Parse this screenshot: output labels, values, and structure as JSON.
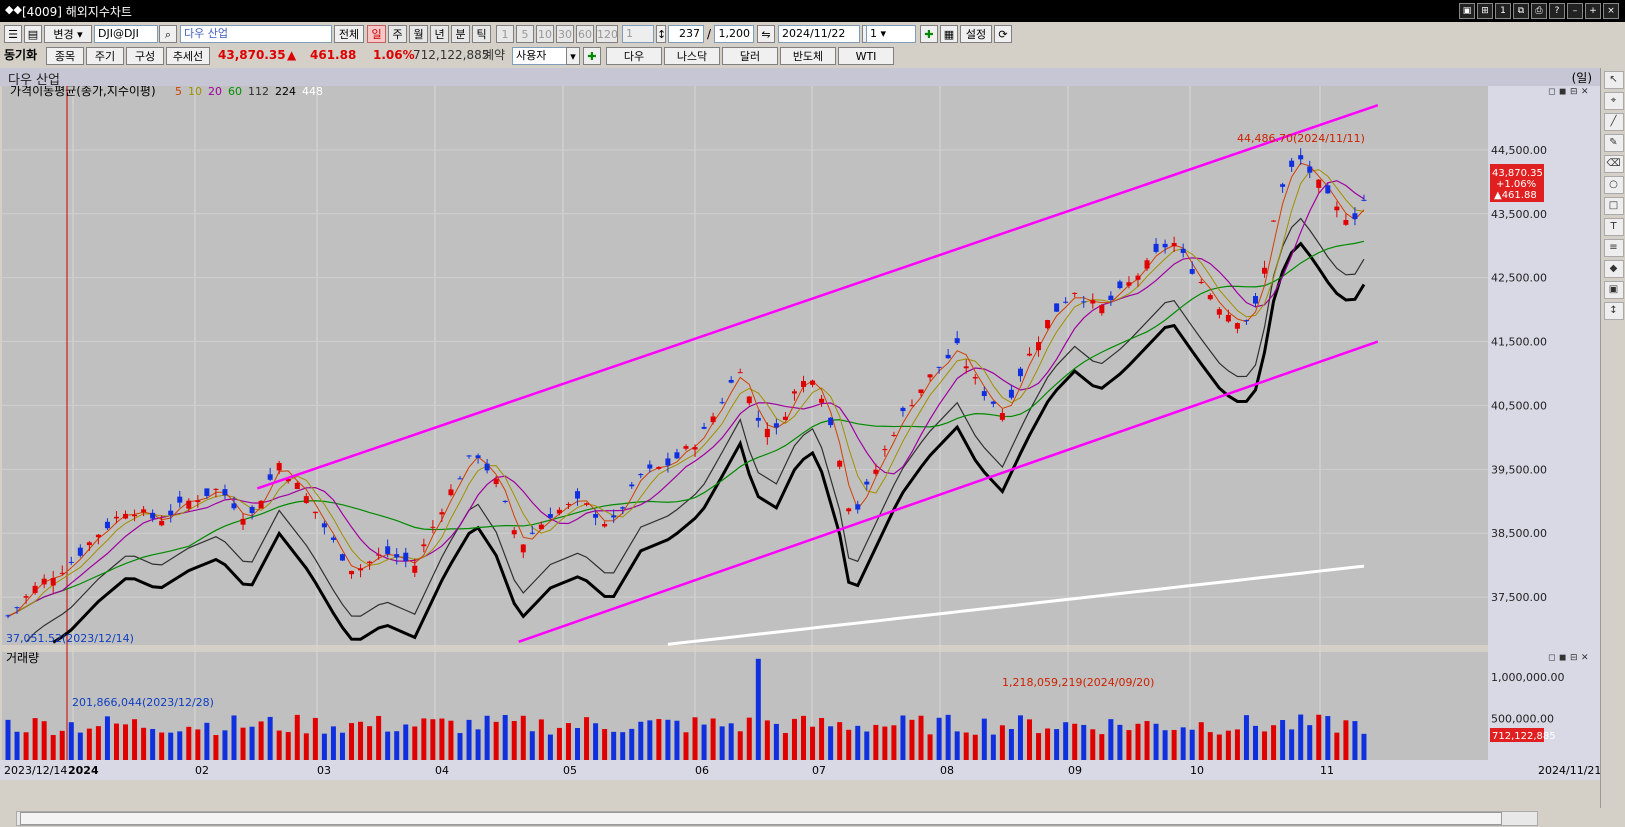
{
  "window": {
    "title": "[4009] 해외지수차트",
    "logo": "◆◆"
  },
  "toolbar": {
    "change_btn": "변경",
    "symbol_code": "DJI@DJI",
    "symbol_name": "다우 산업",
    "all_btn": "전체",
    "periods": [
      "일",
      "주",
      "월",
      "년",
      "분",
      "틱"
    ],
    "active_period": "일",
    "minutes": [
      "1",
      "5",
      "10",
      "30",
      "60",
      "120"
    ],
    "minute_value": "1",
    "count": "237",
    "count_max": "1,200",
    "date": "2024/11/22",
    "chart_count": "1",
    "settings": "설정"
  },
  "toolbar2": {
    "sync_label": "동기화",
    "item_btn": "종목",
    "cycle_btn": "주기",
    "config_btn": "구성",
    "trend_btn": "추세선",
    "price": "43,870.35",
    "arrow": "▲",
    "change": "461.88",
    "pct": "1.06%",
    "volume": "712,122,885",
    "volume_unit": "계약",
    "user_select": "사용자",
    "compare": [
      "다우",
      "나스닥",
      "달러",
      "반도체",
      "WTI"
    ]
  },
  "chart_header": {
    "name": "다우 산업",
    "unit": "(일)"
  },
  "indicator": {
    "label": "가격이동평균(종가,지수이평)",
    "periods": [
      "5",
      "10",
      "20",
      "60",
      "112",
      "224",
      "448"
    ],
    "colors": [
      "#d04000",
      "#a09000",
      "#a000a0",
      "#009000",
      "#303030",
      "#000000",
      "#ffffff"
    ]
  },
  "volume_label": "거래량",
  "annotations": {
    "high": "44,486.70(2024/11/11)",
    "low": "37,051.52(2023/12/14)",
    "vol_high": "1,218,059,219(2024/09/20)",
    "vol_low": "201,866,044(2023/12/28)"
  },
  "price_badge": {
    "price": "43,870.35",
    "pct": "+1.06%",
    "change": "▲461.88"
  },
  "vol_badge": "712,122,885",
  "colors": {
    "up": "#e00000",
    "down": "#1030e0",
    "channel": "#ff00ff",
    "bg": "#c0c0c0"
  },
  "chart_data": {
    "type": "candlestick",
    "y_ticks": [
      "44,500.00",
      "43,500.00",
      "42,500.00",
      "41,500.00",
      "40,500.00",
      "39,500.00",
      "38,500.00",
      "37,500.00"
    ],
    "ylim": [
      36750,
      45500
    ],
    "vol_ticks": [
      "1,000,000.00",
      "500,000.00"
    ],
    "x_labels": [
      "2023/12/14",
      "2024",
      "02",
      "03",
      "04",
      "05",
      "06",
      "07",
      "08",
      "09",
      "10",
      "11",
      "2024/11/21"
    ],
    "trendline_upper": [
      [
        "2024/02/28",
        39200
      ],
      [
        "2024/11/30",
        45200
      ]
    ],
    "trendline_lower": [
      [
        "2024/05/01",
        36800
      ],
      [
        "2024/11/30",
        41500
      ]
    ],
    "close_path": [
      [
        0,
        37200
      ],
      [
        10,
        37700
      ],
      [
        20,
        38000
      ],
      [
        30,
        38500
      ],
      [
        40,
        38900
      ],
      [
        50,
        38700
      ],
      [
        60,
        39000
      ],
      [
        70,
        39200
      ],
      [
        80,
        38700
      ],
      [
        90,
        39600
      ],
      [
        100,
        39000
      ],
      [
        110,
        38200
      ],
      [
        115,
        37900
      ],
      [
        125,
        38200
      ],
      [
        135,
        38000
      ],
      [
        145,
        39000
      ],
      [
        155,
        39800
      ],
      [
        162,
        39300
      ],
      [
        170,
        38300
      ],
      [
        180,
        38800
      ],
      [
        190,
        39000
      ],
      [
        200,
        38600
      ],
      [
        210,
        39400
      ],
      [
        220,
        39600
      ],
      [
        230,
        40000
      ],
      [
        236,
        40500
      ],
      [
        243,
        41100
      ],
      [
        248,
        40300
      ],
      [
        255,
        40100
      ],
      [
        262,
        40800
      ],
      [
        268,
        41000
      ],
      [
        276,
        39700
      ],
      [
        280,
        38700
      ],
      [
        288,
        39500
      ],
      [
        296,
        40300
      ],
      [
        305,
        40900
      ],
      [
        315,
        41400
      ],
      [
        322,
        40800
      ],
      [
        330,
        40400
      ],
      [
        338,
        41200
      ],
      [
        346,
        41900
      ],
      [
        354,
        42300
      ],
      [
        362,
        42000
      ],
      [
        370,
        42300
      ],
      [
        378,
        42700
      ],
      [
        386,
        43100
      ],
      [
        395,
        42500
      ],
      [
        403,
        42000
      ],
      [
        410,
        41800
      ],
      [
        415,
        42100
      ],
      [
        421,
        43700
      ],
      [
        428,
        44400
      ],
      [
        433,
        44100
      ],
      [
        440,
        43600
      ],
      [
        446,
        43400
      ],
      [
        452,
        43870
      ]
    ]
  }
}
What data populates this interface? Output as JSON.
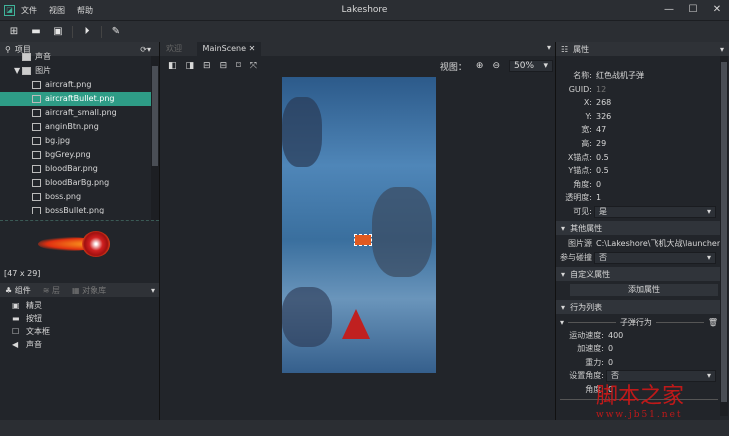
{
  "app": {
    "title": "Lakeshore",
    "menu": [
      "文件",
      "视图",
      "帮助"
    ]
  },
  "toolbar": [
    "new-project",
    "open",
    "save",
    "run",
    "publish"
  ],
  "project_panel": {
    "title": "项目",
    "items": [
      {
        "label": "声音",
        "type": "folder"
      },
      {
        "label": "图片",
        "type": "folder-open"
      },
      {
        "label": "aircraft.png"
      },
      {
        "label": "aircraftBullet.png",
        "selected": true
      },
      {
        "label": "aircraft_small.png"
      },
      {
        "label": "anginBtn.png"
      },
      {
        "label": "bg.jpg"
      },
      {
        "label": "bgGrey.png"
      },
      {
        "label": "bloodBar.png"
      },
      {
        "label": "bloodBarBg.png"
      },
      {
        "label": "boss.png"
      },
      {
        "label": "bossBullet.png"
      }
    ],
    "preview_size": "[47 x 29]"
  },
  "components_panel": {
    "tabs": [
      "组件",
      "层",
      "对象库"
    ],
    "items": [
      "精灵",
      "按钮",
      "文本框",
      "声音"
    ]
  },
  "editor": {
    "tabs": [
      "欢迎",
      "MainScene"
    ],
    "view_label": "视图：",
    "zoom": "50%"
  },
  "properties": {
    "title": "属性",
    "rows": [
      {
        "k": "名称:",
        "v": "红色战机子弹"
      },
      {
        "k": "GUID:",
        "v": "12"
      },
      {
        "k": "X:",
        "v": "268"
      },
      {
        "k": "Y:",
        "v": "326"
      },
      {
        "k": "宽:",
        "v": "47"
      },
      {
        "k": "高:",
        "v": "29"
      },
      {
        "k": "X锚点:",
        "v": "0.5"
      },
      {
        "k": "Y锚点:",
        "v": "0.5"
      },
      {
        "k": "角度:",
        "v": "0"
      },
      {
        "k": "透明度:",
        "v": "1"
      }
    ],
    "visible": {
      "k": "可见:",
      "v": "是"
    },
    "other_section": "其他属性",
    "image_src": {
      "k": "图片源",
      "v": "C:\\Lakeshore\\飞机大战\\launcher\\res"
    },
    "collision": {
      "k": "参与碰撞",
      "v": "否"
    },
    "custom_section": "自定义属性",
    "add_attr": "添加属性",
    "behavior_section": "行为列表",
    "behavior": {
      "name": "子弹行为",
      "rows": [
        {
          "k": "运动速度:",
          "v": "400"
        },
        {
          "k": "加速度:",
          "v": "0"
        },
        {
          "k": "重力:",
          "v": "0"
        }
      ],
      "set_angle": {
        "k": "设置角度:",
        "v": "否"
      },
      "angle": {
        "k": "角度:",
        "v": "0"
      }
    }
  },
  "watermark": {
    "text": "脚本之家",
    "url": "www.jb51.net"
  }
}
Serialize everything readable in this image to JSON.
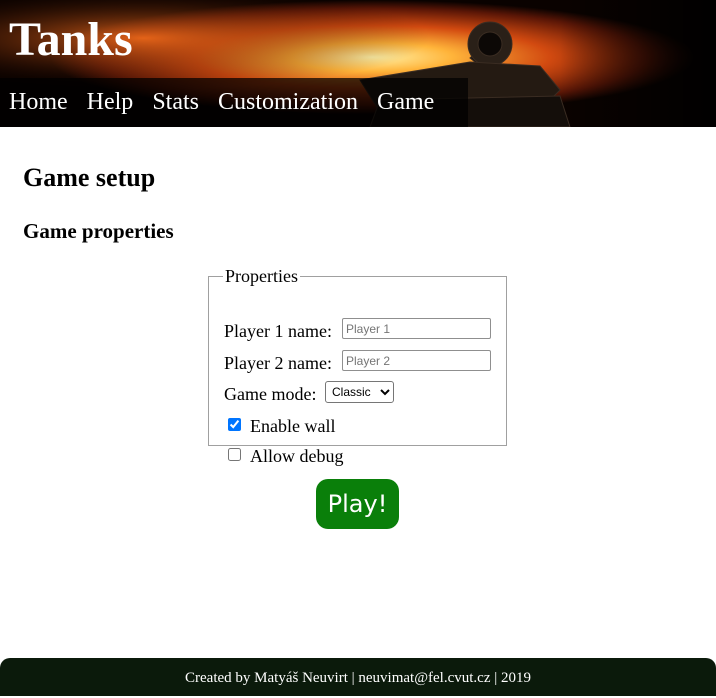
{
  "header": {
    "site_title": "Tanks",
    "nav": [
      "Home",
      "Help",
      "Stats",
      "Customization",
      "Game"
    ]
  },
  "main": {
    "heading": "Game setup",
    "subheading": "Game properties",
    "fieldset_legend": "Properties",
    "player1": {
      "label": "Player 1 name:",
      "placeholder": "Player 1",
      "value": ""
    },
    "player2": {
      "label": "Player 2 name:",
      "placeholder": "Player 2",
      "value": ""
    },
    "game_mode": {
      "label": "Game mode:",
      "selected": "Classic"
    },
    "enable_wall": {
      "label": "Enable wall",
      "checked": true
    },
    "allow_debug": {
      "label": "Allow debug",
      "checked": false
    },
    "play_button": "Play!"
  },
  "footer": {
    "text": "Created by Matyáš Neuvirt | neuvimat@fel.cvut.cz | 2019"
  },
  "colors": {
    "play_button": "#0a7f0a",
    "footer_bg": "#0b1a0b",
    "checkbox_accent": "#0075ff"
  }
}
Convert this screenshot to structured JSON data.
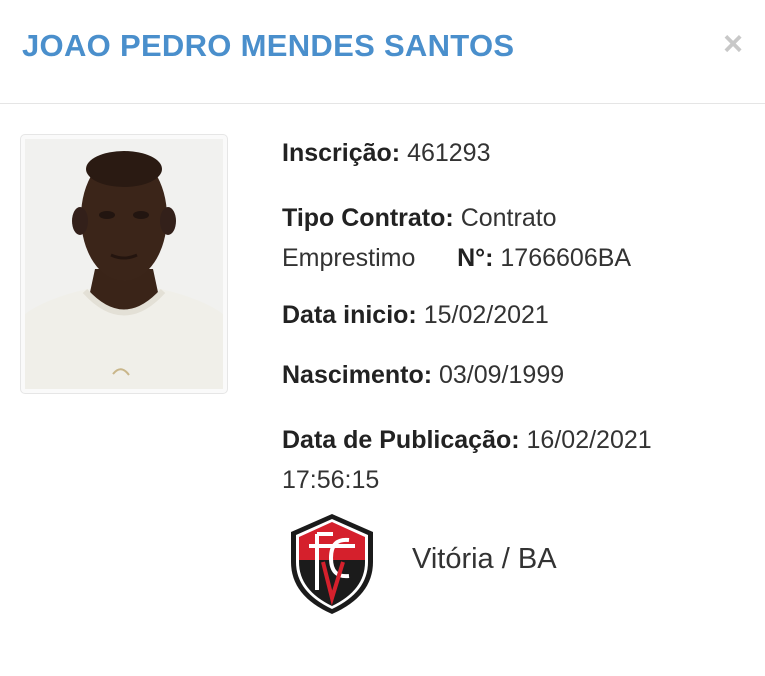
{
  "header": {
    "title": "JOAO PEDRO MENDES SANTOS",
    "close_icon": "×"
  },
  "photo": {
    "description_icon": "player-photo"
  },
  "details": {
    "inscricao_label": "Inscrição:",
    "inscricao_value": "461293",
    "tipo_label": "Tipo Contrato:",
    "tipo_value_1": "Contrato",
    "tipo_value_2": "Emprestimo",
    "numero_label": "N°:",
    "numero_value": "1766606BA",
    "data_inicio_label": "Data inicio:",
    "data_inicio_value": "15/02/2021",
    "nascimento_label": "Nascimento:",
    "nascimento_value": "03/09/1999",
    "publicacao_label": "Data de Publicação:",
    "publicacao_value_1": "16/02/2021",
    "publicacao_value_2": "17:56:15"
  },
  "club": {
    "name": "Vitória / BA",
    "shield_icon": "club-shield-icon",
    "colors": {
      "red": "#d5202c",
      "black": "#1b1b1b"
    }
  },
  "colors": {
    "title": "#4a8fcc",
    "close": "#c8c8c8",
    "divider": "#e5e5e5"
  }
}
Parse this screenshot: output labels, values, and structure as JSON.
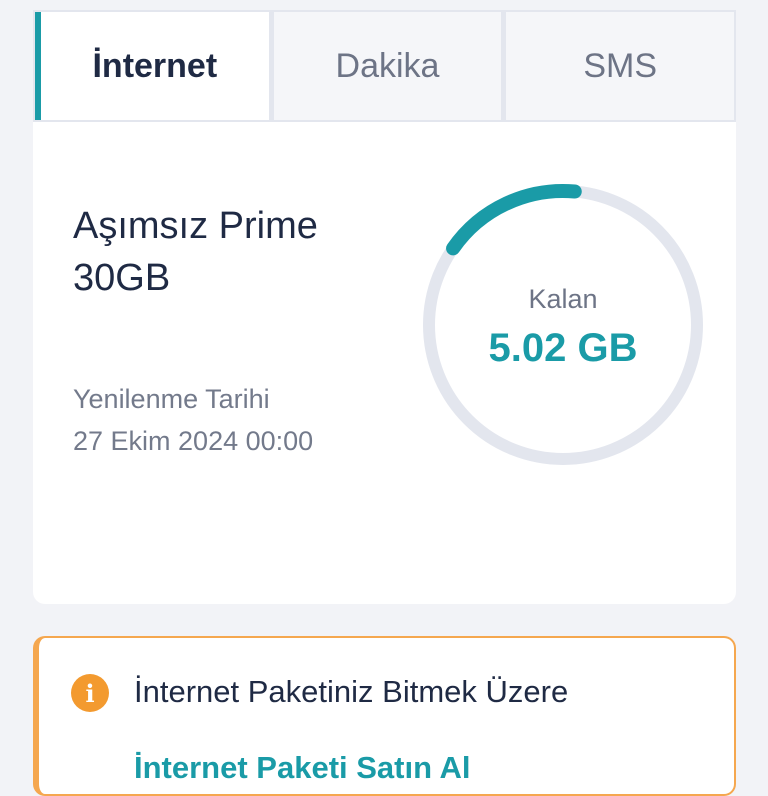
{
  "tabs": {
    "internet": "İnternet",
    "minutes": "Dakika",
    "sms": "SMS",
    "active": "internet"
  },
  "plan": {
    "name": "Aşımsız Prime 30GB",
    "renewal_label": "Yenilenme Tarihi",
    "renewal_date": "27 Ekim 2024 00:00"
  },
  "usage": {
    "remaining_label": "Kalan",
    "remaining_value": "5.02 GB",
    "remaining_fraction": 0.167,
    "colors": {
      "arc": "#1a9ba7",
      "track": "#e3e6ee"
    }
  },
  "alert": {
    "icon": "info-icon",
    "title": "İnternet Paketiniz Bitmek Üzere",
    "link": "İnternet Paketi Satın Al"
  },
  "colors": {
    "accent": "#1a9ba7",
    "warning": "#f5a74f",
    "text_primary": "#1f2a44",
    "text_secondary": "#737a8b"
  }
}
━━━━━━━━━━
_Stated exercise_: Copy each line of the records containing the string "type".

_Response to the task_:
    "type": "candlestick",
        "type": "folder"
        "type": "folder-open"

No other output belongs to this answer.